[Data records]
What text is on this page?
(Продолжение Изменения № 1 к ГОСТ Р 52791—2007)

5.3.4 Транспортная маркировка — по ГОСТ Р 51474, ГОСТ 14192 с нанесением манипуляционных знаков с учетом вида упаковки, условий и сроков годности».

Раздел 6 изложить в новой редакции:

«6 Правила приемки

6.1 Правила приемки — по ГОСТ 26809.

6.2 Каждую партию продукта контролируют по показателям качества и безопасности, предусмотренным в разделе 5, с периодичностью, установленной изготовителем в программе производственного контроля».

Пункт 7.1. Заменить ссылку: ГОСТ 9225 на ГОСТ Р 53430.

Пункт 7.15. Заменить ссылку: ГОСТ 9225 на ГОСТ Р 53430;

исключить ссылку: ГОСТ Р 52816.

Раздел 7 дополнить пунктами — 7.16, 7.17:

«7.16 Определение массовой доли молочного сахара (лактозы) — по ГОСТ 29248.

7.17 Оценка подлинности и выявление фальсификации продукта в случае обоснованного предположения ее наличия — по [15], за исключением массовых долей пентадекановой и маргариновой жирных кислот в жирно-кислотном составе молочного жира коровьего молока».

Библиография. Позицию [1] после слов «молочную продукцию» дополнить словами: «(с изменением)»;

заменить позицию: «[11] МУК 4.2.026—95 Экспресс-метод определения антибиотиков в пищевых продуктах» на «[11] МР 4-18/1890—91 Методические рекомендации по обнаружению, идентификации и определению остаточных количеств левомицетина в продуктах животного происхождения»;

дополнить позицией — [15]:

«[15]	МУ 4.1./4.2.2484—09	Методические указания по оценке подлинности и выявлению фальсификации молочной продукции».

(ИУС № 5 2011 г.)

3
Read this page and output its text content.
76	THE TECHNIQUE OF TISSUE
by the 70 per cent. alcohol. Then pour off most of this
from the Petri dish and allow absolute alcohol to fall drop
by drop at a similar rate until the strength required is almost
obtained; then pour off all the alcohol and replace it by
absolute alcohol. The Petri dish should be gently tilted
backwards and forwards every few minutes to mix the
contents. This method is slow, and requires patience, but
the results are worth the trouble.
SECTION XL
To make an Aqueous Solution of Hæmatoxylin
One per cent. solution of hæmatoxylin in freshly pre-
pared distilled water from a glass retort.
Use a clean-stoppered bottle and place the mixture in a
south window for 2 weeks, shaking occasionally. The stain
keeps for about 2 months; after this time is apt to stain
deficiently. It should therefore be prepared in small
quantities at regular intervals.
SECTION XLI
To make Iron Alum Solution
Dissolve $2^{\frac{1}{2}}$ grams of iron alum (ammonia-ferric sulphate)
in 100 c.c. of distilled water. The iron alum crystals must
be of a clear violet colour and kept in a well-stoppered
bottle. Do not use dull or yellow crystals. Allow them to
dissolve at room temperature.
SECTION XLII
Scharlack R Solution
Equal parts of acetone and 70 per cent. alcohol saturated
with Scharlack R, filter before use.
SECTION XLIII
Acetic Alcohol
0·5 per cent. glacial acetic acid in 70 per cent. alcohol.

**Problem description**: The required output is the number of lines containing the word "page", and nothing besides.

**Answer below**: 2